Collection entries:
◇ ◇ ◇ ◇

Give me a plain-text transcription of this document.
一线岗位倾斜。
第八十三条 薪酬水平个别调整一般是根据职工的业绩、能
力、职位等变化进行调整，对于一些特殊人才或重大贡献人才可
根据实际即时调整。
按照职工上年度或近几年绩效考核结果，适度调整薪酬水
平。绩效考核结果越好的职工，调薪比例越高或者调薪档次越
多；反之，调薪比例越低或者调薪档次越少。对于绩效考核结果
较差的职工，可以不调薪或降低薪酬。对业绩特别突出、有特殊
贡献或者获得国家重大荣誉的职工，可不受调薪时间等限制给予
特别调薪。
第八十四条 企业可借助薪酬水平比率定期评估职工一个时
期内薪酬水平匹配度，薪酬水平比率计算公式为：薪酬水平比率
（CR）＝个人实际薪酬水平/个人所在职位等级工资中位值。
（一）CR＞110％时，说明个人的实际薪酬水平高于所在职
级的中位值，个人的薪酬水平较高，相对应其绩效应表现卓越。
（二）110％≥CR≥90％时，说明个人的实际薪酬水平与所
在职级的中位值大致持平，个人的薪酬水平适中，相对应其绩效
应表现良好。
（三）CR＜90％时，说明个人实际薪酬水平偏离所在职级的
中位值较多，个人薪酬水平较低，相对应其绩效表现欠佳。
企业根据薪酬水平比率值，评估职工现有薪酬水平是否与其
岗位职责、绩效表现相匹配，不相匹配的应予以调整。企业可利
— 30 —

◇ ◇ ◇ ◇

Problem to solve: Write the data back out verbatim.

Written answer:
Give me a plain-text transcription of this document.
一线岗位倾斜。
第八十三条 薪酬水平个别调整一般是根据职工的业绩、能
力、职位等变化进行调整，对于一些特殊人才或重大贡献人才可
根据实际即时调整。
按照职工上年度或近几年绩效考核结果，适度调整薪酬水
平。绩效考核结果越好的职工，调薪比例越高或者调薪档次越
多；反之，调薪比例越低或者调薪档次越少。对于绩效考核结果
较差的职工，可以不调薪或降低薪酬。对业绩特别突出、有特殊
贡献或者获得国家重大荣誉的职工，可不受调薪时间等限制给予
特别调薪。
第八十四条 企业可借助薪酬水平比率定期评估职工一个时
期内薪酬水平匹配度，薪酬水平比率计算公式为：薪酬水平比率
（CR）＝个人实际薪酬水平/个人所在职位等级工资中位值。
（一）CR＞110％时，说明个人的实际薪酬水平高于所在职
级的中位值，个人的薪酬水平较高，相对应其绩效应表现卓越。
（二）110％≥CR≥90％时，说明个人的实际薪酬水平与所
在职级的中位值大致持平，个人的薪酬水平适中，相对应其绩效
应表现良好。
（三）CR＜90％时，说明个人实际薪酬水平偏离所在职级的
中位值较多，个人薪酬水平较低，相对应其绩效表现欠佳。
企业根据薪酬水平比率值，评估职工现有薪酬水平是否与其
岗位职责、绩效表现相匹配，不相匹配的应予以调整。企业可利
— 30 —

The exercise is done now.